_TASK DESCRIPTION_
The data below must be copied in full and without any change.

_DATA SUPPLIED_
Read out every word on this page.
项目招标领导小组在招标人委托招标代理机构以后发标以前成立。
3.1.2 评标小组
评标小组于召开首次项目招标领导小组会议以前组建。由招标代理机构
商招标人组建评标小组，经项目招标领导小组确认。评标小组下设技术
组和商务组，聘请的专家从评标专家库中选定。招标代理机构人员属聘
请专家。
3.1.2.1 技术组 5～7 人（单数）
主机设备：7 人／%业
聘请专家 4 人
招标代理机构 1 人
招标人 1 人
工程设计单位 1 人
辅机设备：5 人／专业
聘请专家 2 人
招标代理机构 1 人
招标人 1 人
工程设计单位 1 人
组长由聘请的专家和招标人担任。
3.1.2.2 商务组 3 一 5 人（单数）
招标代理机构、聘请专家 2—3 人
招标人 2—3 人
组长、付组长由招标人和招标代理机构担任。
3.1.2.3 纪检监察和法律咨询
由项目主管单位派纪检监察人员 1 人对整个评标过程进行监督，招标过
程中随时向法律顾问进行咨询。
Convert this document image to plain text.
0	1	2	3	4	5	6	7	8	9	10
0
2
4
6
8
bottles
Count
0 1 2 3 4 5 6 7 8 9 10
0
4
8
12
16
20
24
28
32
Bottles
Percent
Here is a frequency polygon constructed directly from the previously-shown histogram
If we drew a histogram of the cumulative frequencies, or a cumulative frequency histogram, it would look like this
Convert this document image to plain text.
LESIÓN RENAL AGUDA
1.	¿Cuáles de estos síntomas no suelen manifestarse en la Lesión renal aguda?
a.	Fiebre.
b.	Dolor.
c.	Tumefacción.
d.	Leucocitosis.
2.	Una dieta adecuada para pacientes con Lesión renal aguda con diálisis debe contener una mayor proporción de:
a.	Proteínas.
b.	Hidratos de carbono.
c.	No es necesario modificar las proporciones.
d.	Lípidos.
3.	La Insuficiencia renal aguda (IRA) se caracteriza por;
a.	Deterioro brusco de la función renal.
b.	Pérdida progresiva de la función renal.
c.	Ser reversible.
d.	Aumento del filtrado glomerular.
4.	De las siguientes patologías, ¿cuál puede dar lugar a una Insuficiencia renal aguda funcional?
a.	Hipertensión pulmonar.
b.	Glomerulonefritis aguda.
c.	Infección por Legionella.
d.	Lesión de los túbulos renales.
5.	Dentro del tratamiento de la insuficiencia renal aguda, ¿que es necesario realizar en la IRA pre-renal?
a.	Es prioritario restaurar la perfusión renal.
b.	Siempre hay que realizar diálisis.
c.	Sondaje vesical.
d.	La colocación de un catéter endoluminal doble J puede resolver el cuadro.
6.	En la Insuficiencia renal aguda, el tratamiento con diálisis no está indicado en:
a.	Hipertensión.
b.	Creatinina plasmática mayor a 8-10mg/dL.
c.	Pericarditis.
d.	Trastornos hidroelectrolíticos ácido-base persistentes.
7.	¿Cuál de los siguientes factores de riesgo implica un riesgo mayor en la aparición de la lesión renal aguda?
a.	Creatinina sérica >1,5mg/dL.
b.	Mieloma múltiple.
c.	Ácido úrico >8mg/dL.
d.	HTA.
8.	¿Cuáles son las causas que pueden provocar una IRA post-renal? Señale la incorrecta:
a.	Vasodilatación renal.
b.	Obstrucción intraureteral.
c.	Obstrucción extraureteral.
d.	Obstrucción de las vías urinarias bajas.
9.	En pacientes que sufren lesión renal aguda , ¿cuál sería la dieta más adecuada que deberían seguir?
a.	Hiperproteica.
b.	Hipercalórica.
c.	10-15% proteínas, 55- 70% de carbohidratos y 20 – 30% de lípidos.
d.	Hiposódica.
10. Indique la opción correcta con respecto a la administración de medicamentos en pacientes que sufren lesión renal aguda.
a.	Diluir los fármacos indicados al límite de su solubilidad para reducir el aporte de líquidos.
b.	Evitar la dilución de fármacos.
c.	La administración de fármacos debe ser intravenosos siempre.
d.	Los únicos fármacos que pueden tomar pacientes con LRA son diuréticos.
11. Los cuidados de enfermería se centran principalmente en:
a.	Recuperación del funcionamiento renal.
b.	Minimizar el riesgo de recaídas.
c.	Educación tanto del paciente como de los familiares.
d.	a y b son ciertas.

_SOLUTION TO THIS TASK_
Read out every word on this page.
项目招标领导小组在招标人委托招标代理机构以后发标以前成立。
3.1.2 评标小组
评标小组于召开首次项目招标领导小组会议以前组建。由招标代理机构
商招标人组建评标小组，经项目招标领导小组确认。评标小组下设技术
组和商务组，聘请的专家从评标专家库中选定。招标代理机构人员属聘
请专家。
3.1.2.1 技术组 5～7 人（单数）
主机设备：7 人／%业
聘请专家 4 人
招标代理机构 1 人
招标人 1 人
工程设计单位 1 人
辅机设备：5 人／专业
聘请专家 2 人
招标代理机构 1 人
招标人 1 人
工程设计单位 1 人
组长由聘请的专家和招标人担任。
3.1.2.2 商务组 3 一 5 人（单数）
招标代理机构、聘请专家 2—3 人
招标人 2—3 人
组长、付组长由招标人和招标代理机构担任。
3.1.2.3 纪检监察和法律咨询
由项目主管单位派纪检监察人员 1 人对整个评标过程进行监督，招标过
程中随时向法律顾问进行咨询。
Convert this document image to plain text.
0	1	2	3	4	5	6	7	8	9	10
0
2
4
6
8
bottles
Count
0 1 2 3 4 5 6 7 8 9 10
0
4
8
12
16
20
24
28
32
Bottles
Percent
Here is a frequency polygon constructed directly from the previously-shown histogram
If we drew a histogram of the cumulative frequencies, or a cumulative frequency histogram, it would look like this
Convert this document image to plain text.
LESIÓN RENAL AGUDA
1.	¿Cuáles de estos síntomas no suelen manifestarse en la Lesión renal aguda?
a.	Fiebre.
b.	Dolor.
c.	Tumefacción.
d.	Leucocitosis.
2.	Una dieta adecuada para pacientes con Lesión renal aguda con diálisis debe contener una mayor proporción de:
a.	Proteínas.
b.	Hidratos de carbono.
c.	No es necesario modificar las proporciones.
d.	Lípidos.
3.	La Insuficiencia renal aguda (IRA) se caracteriza por;
a.	Deterioro brusco de la función renal.
b.	Pérdida progresiva de la función renal.
c.	Ser reversible.
d.	Aumento del filtrado glomerular.
4.	De las siguientes patologías, ¿cuál puede dar lugar a una Insuficiencia renal aguda funcional?
a.	Hipertensión pulmonar.
b.	Glomerulonefritis aguda.
c.	Infección por Legionella.
d.	Lesión de los túbulos renales.
5.	Dentro del tratamiento de la insuficiencia renal aguda, ¿que es necesario realizar en la IRA pre-renal?
a.	Es prioritario restaurar la perfusión renal.
b.	Siempre hay que realizar diálisis.
c.	Sondaje vesical.
d.	La colocación de un catéter endoluminal doble J puede resolver el cuadro.
6.	En la Insuficiencia renal aguda, el tratamiento con diálisis no está indicado en:
a.	Hipertensión.
b.	Creatinina plasmática mayor a 8-10mg/dL.
c.	Pericarditis.
d.	Trastornos hidroelectrolíticos ácido-base persistentes.
7.	¿Cuál de los siguientes factores de riesgo implica un riesgo mayor en la aparición de la lesión renal aguda?
a.	Creatinina sérica >1,5mg/dL.
b.	Mieloma múltiple.
c.	Ácido úrico >8mg/dL.
d.	HTA.
8.	¿Cuáles son las causas que pueden provocar una IRA post-renal? Señale la incorrecta:
a.	Vasodilatación renal.
b.	Obstrucción intraureteral.
c.	Obstrucción extraureteral.
d.	Obstrucción de las vías urinarias bajas.
9.	En pacientes que sufren lesión renal aguda , ¿cuál sería la dieta más adecuada que deberían seguir?
a.	Hiperproteica.
b.	Hipercalórica.
c.	10-15% proteínas, 55- 70% de carbohidratos y 20 – 30% de lípidos.
d.	Hiposódica.
10. Indique la opción correcta con respecto a la administración de medicamentos en pacientes que sufren lesión renal aguda.
a.	Diluir los fármacos indicados al límite de su solubilidad para reducir el aporte de líquidos.
b.	Evitar la dilución de fármacos.
c.	La administración de fármacos debe ser intravenosos siempre.
d.	Los únicos fármacos que pueden tomar pacientes con LRA son diuréticos.
11. Los cuidados de enfermería se centran principalmente en:
a.	Recuperación del funcionamiento renal.
b.	Minimizar el riesgo de recaídas.
c.	Educación tanto del paciente como de los familiares.
d.	a y b son ciertas.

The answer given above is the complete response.